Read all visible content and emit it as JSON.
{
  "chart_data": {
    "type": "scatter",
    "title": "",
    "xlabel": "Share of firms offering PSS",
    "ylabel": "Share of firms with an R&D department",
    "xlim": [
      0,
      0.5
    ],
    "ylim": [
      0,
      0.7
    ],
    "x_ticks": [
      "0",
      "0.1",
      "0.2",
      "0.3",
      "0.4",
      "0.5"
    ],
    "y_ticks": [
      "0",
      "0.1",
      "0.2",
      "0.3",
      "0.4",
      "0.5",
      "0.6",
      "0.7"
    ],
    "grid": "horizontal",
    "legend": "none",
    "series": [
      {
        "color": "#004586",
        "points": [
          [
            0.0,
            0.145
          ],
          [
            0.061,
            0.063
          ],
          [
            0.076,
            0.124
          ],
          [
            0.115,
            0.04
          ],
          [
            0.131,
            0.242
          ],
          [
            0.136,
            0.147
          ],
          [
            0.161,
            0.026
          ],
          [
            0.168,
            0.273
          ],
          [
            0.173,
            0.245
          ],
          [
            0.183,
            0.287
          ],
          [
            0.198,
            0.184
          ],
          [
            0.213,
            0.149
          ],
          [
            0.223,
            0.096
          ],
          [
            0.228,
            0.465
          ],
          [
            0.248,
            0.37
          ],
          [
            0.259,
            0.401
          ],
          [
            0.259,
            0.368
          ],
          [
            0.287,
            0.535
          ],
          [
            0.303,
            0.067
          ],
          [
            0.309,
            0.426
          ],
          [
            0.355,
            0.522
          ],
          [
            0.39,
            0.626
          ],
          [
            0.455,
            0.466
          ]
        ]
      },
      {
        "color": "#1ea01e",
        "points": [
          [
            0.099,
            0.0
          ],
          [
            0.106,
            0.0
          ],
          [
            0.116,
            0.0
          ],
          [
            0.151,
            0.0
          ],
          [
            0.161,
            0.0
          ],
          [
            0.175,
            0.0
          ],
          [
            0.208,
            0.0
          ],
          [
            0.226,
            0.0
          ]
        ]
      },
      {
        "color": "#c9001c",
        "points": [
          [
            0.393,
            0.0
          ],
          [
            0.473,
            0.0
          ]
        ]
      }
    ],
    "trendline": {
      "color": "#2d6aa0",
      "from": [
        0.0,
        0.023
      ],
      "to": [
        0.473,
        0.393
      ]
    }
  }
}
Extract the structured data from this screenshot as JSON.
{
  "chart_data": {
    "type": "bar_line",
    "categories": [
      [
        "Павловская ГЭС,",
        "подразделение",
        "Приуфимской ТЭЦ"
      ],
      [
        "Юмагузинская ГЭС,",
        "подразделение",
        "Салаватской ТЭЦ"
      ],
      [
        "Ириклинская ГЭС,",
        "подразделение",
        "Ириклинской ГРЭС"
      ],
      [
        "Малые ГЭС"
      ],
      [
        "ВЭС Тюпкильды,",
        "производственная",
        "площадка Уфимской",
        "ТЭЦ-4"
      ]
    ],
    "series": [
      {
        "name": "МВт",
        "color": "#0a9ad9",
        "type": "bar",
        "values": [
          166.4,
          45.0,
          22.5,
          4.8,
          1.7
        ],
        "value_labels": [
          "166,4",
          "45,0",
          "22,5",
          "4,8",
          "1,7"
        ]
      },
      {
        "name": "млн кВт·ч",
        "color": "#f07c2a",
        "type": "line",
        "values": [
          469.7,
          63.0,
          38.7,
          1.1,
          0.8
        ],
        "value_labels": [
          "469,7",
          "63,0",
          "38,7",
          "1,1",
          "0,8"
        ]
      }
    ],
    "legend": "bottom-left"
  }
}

⁂

Request.
Set all of the records down again, exactly as they stand.

Solution to this task.
Read all visible content and emit it as JSON.
{
  "chart_data": {
    "type": "scatter",
    "title": "",
    "xlabel": "Share of firms offering PSS",
    "ylabel": "Share of firms with an R&D department",
    "xlim": [
      0,
      0.5
    ],
    "ylim": [
      0,
      0.7
    ],
    "x_ticks": [
      "0",
      "0.1",
      "0.2",
      "0.3",
      "0.4",
      "0.5"
    ],
    "y_ticks": [
      "0",
      "0.1",
      "0.2",
      "0.3",
      "0.4",
      "0.5",
      "0.6",
      "0.7"
    ],
    "grid": "horizontal",
    "legend": "none",
    "series": [
      {
        "color": "#004586",
        "points": [
          [
            0.0,
            0.145
          ],
          [
            0.061,
            0.063
          ],
          [
            0.076,
            0.124
          ],
          [
            0.115,
            0.04
          ],
          [
            0.131,
            0.242
          ],
          [
            0.136,
            0.147
          ],
          [
            0.161,
            0.026
          ],
          [
            0.168,
            0.273
          ],
          [
            0.173,
            0.245
          ],
          [
            0.183,
            0.287
          ],
          [
            0.198,
            0.184
          ],
          [
            0.213,
            0.149
          ],
          [
            0.223,
            0.096
          ],
          [
            0.228,
            0.465
          ],
          [
            0.248,
            0.37
          ],
          [
            0.259,
            0.401
          ],
          [
            0.259,
            0.368
          ],
          [
            0.287,
            0.535
          ],
          [
            0.303,
            0.067
          ],
          [
            0.309,
            0.426
          ],
          [
            0.355,
            0.522
          ],
          [
            0.39,
            0.626
          ],
          [
            0.455,
            0.466
          ]
        ]
      },
      {
        "color": "#1ea01e",
        "points": [
          [
            0.099,
            0.0
          ],
          [
            0.106,
            0.0
          ],
          [
            0.116,
            0.0
          ],
          [
            0.151,
            0.0
          ],
          [
            0.161,
            0.0
          ],
          [
            0.175,
            0.0
          ],
          [
            0.208,
            0.0
          ],
          [
            0.226,
            0.0
          ]
        ]
      },
      {
        "color": "#c9001c",
        "points": [
          [
            0.393,
            0.0
          ],
          [
            0.473,
            0.0
          ]
        ]
      }
    ],
    "trendline": {
      "color": "#2d6aa0",
      "from": [
        0.0,
        0.023
      ],
      "to": [
        0.473,
        0.393
      ]
    }
  }
}
Extract the structured data from this screenshot as JSON.
{
  "chart_data": {
    "type": "bar_line",
    "categories": [
      [
        "Павловская ГЭС,",
        "подразделение",
        "Приуфимской ТЭЦ"
      ],
      [
        "Юмагузинская ГЭС,",
        "подразделение",
        "Салаватской ТЭЦ"
      ],
      [
        "Ириклинская ГЭС,",
        "подразделение",
        "Ириклинской ГРЭС"
      ],
      [
        "Малые ГЭС"
      ],
      [
        "ВЭС Тюпкильды,",
        "производственная",
        "площадка Уфимской",
        "ТЭЦ-4"
      ]
    ],
    "series": [
      {
        "name": "МВт",
        "color": "#0a9ad9",
        "type": "bar",
        "values": [
          166.4,
          45.0,
          22.5,
          4.8,
          1.7
        ],
        "value_labels": [
          "166,4",
          "45,0",
          "22,5",
          "4,8",
          "1,7"
        ]
      },
      {
        "name": "млн кВт·ч",
        "color": "#f07c2a",
        "type": "line",
        "values": [
          469.7,
          63.0,
          38.7,
          1.1,
          0.8
        ],
        "value_labels": [
          "469,7",
          "63,0",
          "38,7",
          "1,1",
          "0,8"
        ]
      }
    ],
    "legend": "bottom-left"
  }
}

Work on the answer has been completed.